# Rows start

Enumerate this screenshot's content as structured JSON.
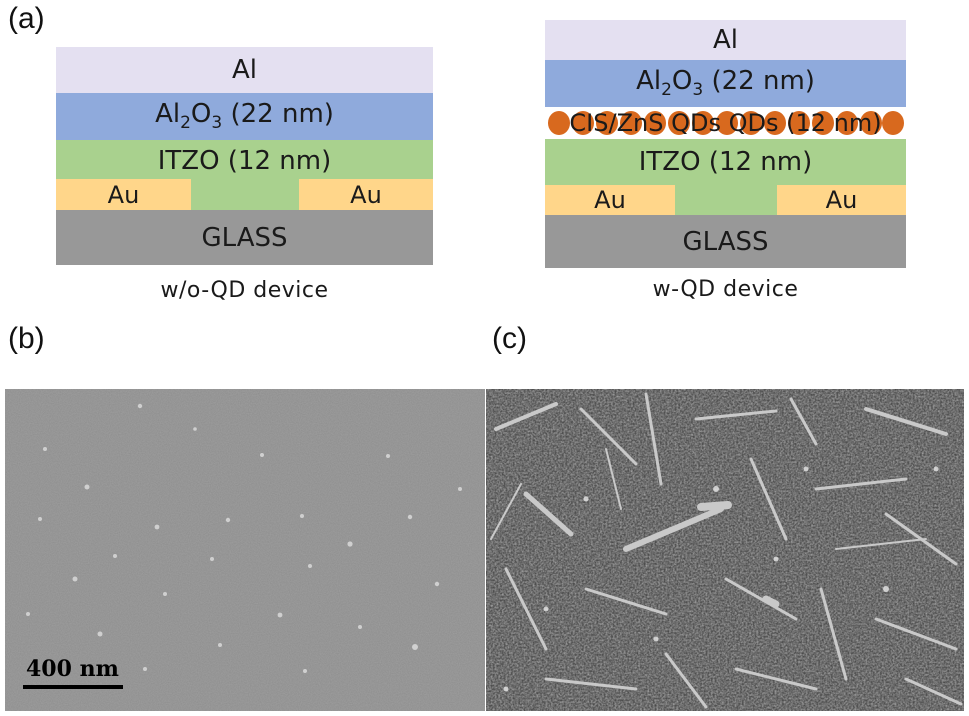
{
  "labels": {
    "a": "(a)",
    "b": "(b)",
    "c": "(c)"
  },
  "left_device": {
    "layers": {
      "al": "Al",
      "al2o3": {
        "pre": "Al",
        "sub1": "2",
        "mid": "O",
        "sub2": "3",
        "post": " (22 nm)"
      },
      "itzo": "ITZO (12 nm)",
      "au_left": "Au",
      "au_right": "Au",
      "glass": "GLASS"
    },
    "caption": "w/o-QD device"
  },
  "right_device": {
    "layers": {
      "al": "Al",
      "al2o3": {
        "pre": "Al",
        "sub1": "2",
        "mid": "O",
        "sub2": "3",
        "post": " (22 nm)"
      },
      "qd": "CIS/ZnS QDs QDs (12 nm)",
      "itzo": "ITZO (12 nm)",
      "au_left": "Au",
      "au_right": "Au",
      "glass": "GLASS"
    },
    "caption": "w-QD device"
  },
  "scale_bar": "400 nm",
  "colors": {
    "al": "#e4e0f1",
    "al2o3": "#8faadc",
    "itzo": "#a9d18e",
    "au": "#ffd68a",
    "glass": "#989898",
    "qd": "#d8691e"
  }
}
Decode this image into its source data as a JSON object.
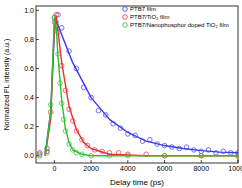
{
  "chart_data": {
    "type": "scatter",
    "x_label": "Delay time (ps)",
    "y_label": "Normalized PL intensity (a.u.)",
    "xlim": [
      -1000,
      10000
    ],
    "ylim": [
      -0.05,
      1.03
    ],
    "xticks": [
      0,
      2000,
      4000,
      6000,
      8000,
      10000
    ],
    "yticks": [
      {
        "value": 0,
        "label": "0.0"
      },
      {
        "value": 0.2,
        "label": "0.2"
      },
      {
        "value": 0.4,
        "label": "0.4"
      },
      {
        "value": 0.6,
        "label": "0.6"
      },
      {
        "value": 0.8,
        "label": "0.8"
      },
      {
        "value": 1,
        "label": "1.0"
      }
    ],
    "legend": "top-right",
    "marker": "circle",
    "grid": false,
    "series": [
      {
        "name": "PTB7 film",
        "color": "#3a3af0",
        "x": [
          -800,
          -400,
          0,
          200,
          400,
          800,
          1200,
          1600,
          2000,
          2400,
          2800,
          3200,
          3600,
          4000,
          4400,
          4800,
          5200,
          5600,
          6000,
          6400,
          6800,
          7200,
          7600,
          8000,
          8400,
          8800,
          9200,
          9600,
          10000
        ],
        "values": [
          0.02,
          0.05,
          0.95,
          0.97,
          0.88,
          0.72,
          0.6,
          0.47,
          0.4,
          0.31,
          0.28,
          0.22,
          0.19,
          0.15,
          0.14,
          0.1,
          0.11,
          0.08,
          0.07,
          0.06,
          0.05,
          0.06,
          0.04,
          0.03,
          0.04,
          0.02,
          0.03,
          0.02,
          0.02
        ],
        "fit_x": [
          -500,
          -200,
          0,
          100,
          500,
          1000,
          2000,
          3000,
          4000,
          5000,
          6000,
          7000,
          8000,
          9000,
          10000
        ],
        "fit_values": [
          0.01,
          0.3,
          0.85,
          0.93,
          0.8,
          0.64,
          0.4,
          0.25,
          0.16,
          0.1,
          0.07,
          0.05,
          0.035,
          0.025,
          0.02
        ]
      },
      {
        "name": "PTB7/TiO₂ film",
        "color": "#e83030",
        "x": [
          -800,
          -400,
          -200,
          0,
          100,
          200,
          400,
          600,
          800,
          1000,
          1200,
          1500,
          1800,
          2200,
          2600,
          3000,
          3500,
          4000,
          5000,
          6000,
          8000,
          10000
        ],
        "values": [
          0.01,
          0.03,
          0.3,
          0.92,
          0.97,
          0.85,
          0.62,
          0.45,
          0.32,
          0.24,
          0.17,
          0.11,
          0.07,
          0.04,
          0.03,
          0.02,
          0.02,
          0.01,
          0.01,
          0,
          0,
          0
        ],
        "fit_x": [
          -500,
          -200,
          0,
          100,
          400,
          800,
          1200,
          1600,
          2000,
          3000,
          5000,
          10000
        ],
        "fit_values": [
          0,
          0.25,
          0.9,
          0.96,
          0.64,
          0.34,
          0.18,
          0.09,
          0.05,
          0.01,
          0,
          0
        ]
      },
      {
        "name": "PTB7/Nanophosphor doped TiO₂ film",
        "color": "#2fbf2f",
        "x": [
          -800,
          -400,
          -200,
          0,
          100,
          200,
          300,
          400,
          500,
          600,
          800,
          1000,
          1200,
          1500,
          2000,
          3000,
          4000,
          6000,
          8000,
          10000
        ],
        "values": [
          0,
          0.02,
          0.35,
          0.95,
          0.92,
          0.7,
          0.5,
          0.36,
          0.25,
          0.17,
          0.08,
          0.04,
          0.02,
          0.01,
          0,
          0,
          0,
          0,
          0,
          0
        ],
        "fit_x": [
          -500,
          -200,
          0,
          100,
          200,
          400,
          600,
          800,
          1000,
          1500,
          2000,
          10000
        ],
        "fit_values": [
          0,
          0.3,
          0.95,
          0.88,
          0.68,
          0.38,
          0.19,
          0.09,
          0.04,
          0.01,
          0,
          0
        ]
      }
    ]
  }
}
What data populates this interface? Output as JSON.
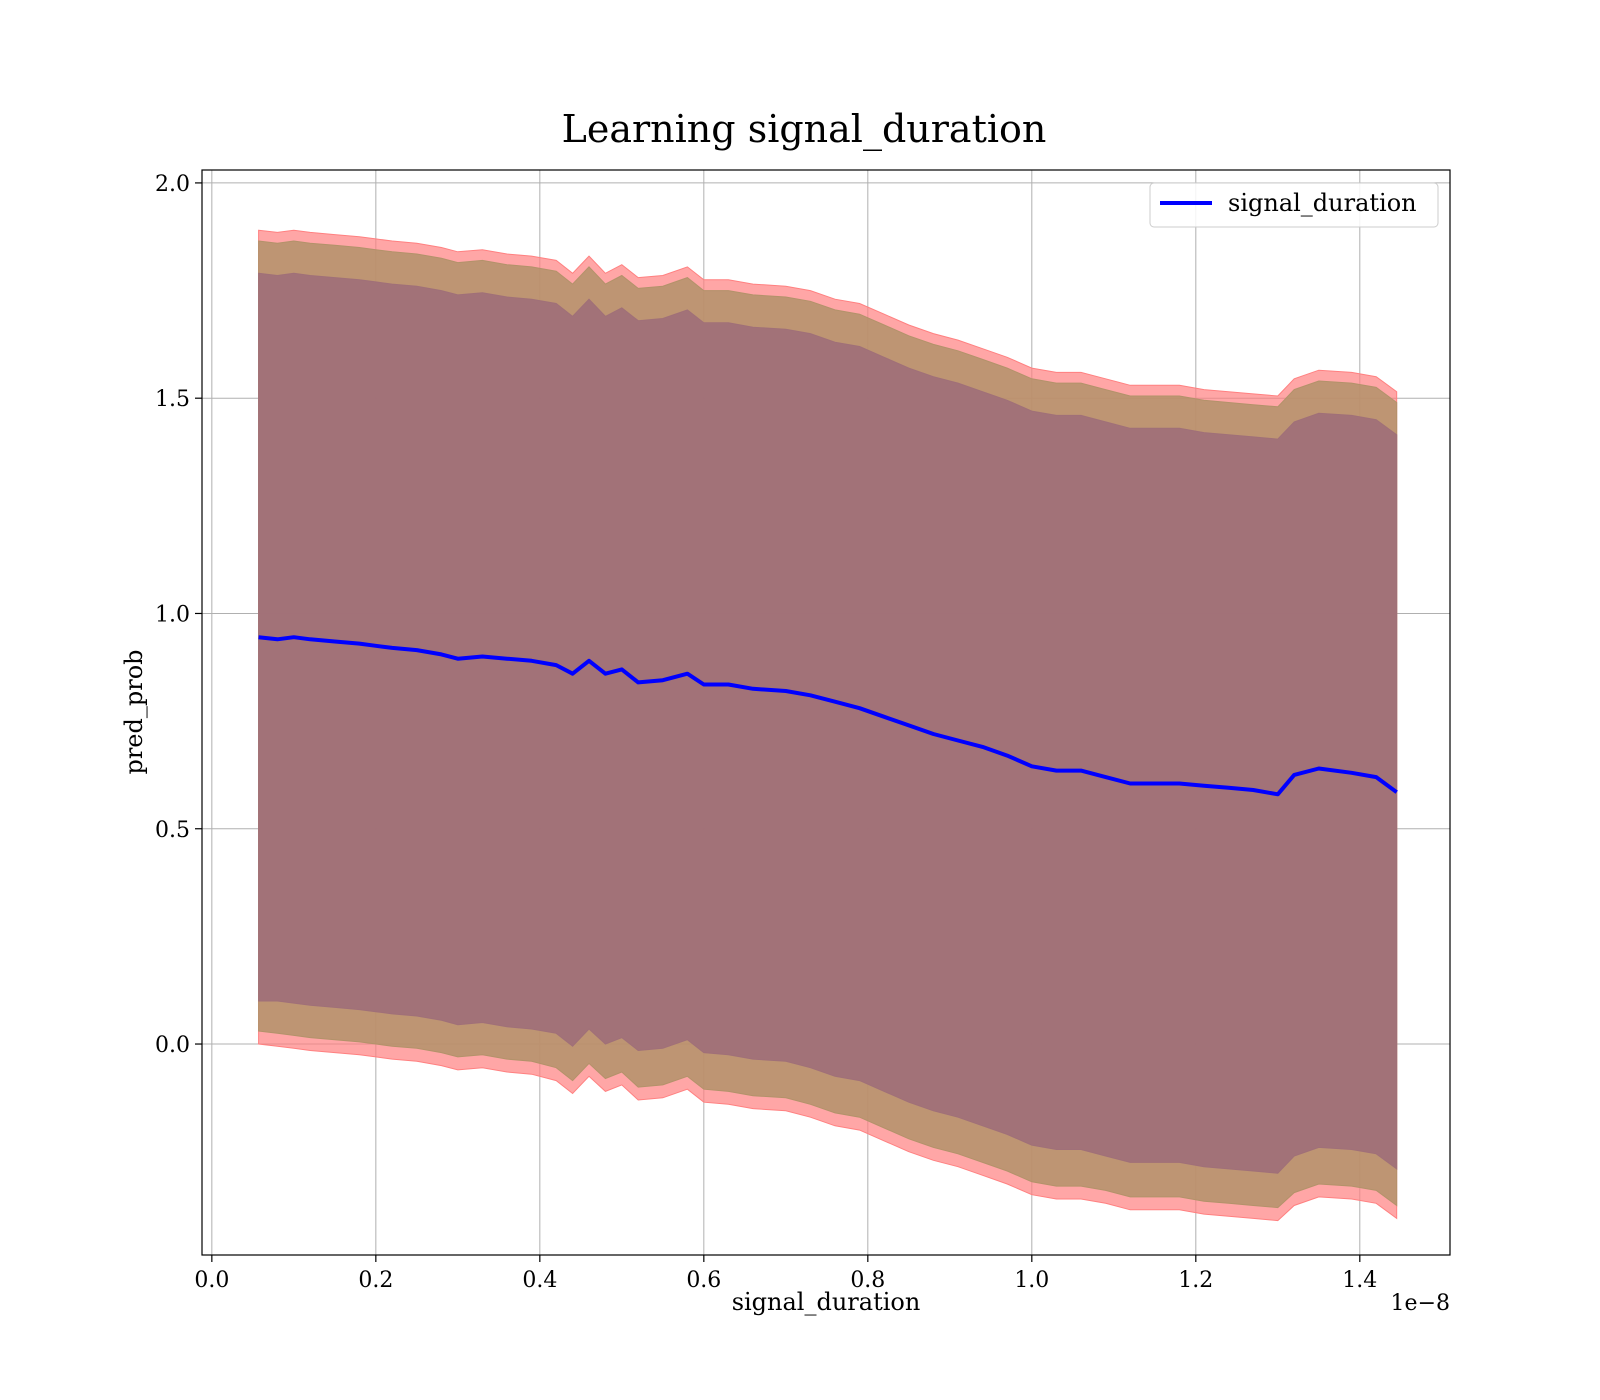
{
  "chart_data": {
    "type": "line",
    "title": "Learning signal_duration",
    "xlabel": "signal_duration",
    "ylabel": "pred_prob",
    "x_offset_text": "1e−8",
    "xlim": [
      -0.012,
      1.51
    ],
    "ylim": [
      -0.49,
      2.03
    ],
    "xticks": [
      0.0,
      0.2,
      0.4,
      0.6,
      0.8,
      1.0,
      1.2,
      1.4
    ],
    "xtick_labels": [
      "0.0",
      "0.2",
      "0.4",
      "0.6",
      "0.8",
      "1.0",
      "1.2",
      "1.4"
    ],
    "yticks": [
      0.0,
      0.5,
      1.0,
      1.5,
      2.0
    ],
    "ytick_labels": [
      "0.0",
      "0.5",
      "1.0",
      "1.5",
      "2.0"
    ],
    "grid": true,
    "legend": {
      "position": "upper-right",
      "entries": [
        "signal_duration"
      ]
    },
    "colors": {
      "line": "#0000ff",
      "band_outer": "#ff8080",
      "band_middle": "#b3926a",
      "band_inner": "#a07078",
      "grid": "#b0b0b0"
    },
    "x": [
      0.057,
      0.08,
      0.1,
      0.12,
      0.15,
      0.18,
      0.2,
      0.22,
      0.25,
      0.28,
      0.3,
      0.33,
      0.36,
      0.39,
      0.42,
      0.44,
      0.46,
      0.48,
      0.5,
      0.52,
      0.55,
      0.58,
      0.6,
      0.63,
      0.66,
      0.7,
      0.73,
      0.76,
      0.79,
      0.82,
      0.85,
      0.88,
      0.91,
      0.94,
      0.97,
      1.0,
      1.03,
      1.06,
      1.09,
      1.12,
      1.15,
      1.18,
      1.21,
      1.24,
      1.27,
      1.3,
      1.32,
      1.35,
      1.39,
      1.42,
      1.445
    ],
    "series": [
      {
        "name": "signal_duration",
        "values": [
          0.945,
          0.94,
          0.945,
          0.94,
          0.935,
          0.93,
          0.925,
          0.92,
          0.915,
          0.905,
          0.895,
          0.9,
          0.895,
          0.89,
          0.88,
          0.86,
          0.89,
          0.86,
          0.87,
          0.84,
          0.845,
          0.86,
          0.835,
          0.835,
          0.825,
          0.82,
          0.81,
          0.795,
          0.78,
          0.76,
          0.74,
          0.72,
          0.705,
          0.69,
          0.67,
          0.645,
          0.635,
          0.635,
          0.62,
          0.605,
          0.605,
          0.605,
          0.6,
          0.595,
          0.59,
          0.58,
          0.625,
          0.64,
          0.63,
          0.62,
          0.585
        ]
      }
    ],
    "bands": [
      {
        "lower": [
          0.0,
          -0.005,
          -0.01,
          -0.015,
          -0.02,
          -0.025,
          -0.03,
          -0.035,
          -0.04,
          -0.05,
          -0.06,
          -0.055,
          -0.065,
          -0.07,
          -0.085,
          -0.115,
          -0.075,
          -0.11,
          -0.095,
          -0.13,
          -0.125,
          -0.105,
          -0.135,
          -0.14,
          -0.15,
          -0.155,
          -0.17,
          -0.19,
          -0.2,
          -0.225,
          -0.25,
          -0.27,
          -0.285,
          -0.305,
          -0.325,
          -0.35,
          -0.36,
          -0.36,
          -0.37,
          -0.385,
          -0.385,
          -0.385,
          -0.395,
          -0.4,
          -0.405,
          -0.41,
          -0.375,
          -0.355,
          -0.36,
          -0.37,
          -0.405
        ],
        "upper": [
          1.89,
          1.885,
          1.89,
          1.885,
          1.88,
          1.875,
          1.87,
          1.865,
          1.86,
          1.85,
          1.84,
          1.845,
          1.835,
          1.83,
          1.82,
          1.79,
          1.83,
          1.79,
          1.81,
          1.78,
          1.785,
          1.805,
          1.775,
          1.775,
          1.765,
          1.76,
          1.75,
          1.73,
          1.72,
          1.695,
          1.67,
          1.65,
          1.635,
          1.615,
          1.595,
          1.57,
          1.56,
          1.56,
          1.545,
          1.53,
          1.53,
          1.53,
          1.52,
          1.515,
          1.51,
          1.505,
          1.545,
          1.565,
          1.56,
          1.55,
          1.515
        ]
      },
      {
        "lower": [
          0.03,
          0.025,
          0.02,
          0.015,
          0.01,
          0.005,
          0.0,
          -0.005,
          -0.01,
          -0.02,
          -0.03,
          -0.025,
          -0.035,
          -0.04,
          -0.055,
          -0.085,
          -0.045,
          -0.08,
          -0.065,
          -0.1,
          -0.095,
          -0.075,
          -0.105,
          -0.11,
          -0.12,
          -0.125,
          -0.14,
          -0.16,
          -0.17,
          -0.195,
          -0.22,
          -0.24,
          -0.255,
          -0.275,
          -0.295,
          -0.32,
          -0.33,
          -0.33,
          -0.34,
          -0.355,
          -0.355,
          -0.355,
          -0.365,
          -0.37,
          -0.375,
          -0.38,
          -0.345,
          -0.325,
          -0.33,
          -0.34,
          -0.375
        ],
        "upper": [
          1.865,
          1.86,
          1.865,
          1.86,
          1.855,
          1.85,
          1.845,
          1.84,
          1.835,
          1.825,
          1.815,
          1.82,
          1.81,
          1.805,
          1.795,
          1.765,
          1.805,
          1.765,
          1.785,
          1.755,
          1.76,
          1.78,
          1.75,
          1.75,
          1.74,
          1.735,
          1.725,
          1.705,
          1.695,
          1.67,
          1.645,
          1.625,
          1.61,
          1.59,
          1.57,
          1.545,
          1.535,
          1.535,
          1.52,
          1.505,
          1.505,
          1.505,
          1.495,
          1.49,
          1.485,
          1.48,
          1.52,
          1.54,
          1.535,
          1.525,
          1.49
        ]
      },
      {
        "lower": [
          0.1,
          0.1,
          0.095,
          0.09,
          0.085,
          0.08,
          0.075,
          0.07,
          0.065,
          0.055,
          0.045,
          0.05,
          0.04,
          0.035,
          0.025,
          -0.005,
          0.035,
          0.0,
          0.015,
          -0.015,
          -0.01,
          0.01,
          -0.02,
          -0.025,
          -0.035,
          -0.04,
          -0.055,
          -0.075,
          -0.085,
          -0.11,
          -0.135,
          -0.155,
          -0.17,
          -0.19,
          -0.21,
          -0.235,
          -0.245,
          -0.245,
          -0.26,
          -0.275,
          -0.275,
          -0.275,
          -0.285,
          -0.29,
          -0.295,
          -0.3,
          -0.26,
          -0.24,
          -0.245,
          -0.255,
          -0.29
        ],
        "upper": [
          1.79,
          1.785,
          1.79,
          1.785,
          1.78,
          1.775,
          1.77,
          1.765,
          1.76,
          1.75,
          1.74,
          1.745,
          1.735,
          1.73,
          1.72,
          1.69,
          1.73,
          1.69,
          1.71,
          1.68,
          1.685,
          1.705,
          1.675,
          1.675,
          1.665,
          1.66,
          1.65,
          1.63,
          1.62,
          1.595,
          1.57,
          1.55,
          1.535,
          1.515,
          1.495,
          1.47,
          1.46,
          1.46,
          1.445,
          1.43,
          1.43,
          1.43,
          1.42,
          1.415,
          1.41,
          1.405,
          1.445,
          1.465,
          1.46,
          1.45,
          1.415
        ]
      }
    ]
  }
}
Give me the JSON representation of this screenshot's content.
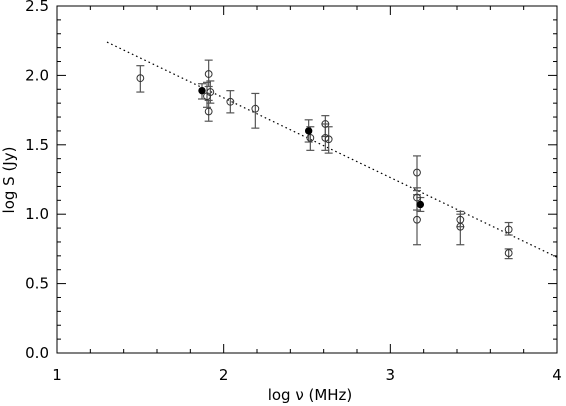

# Rows end

__Goal__:
Show each line of the data that contains the string "TiO₂".

__Exercise output__:
        "name": "PTB7/TiO₂ film",
        "name": "PTB7/Nanophosphor doped TiO₂ film",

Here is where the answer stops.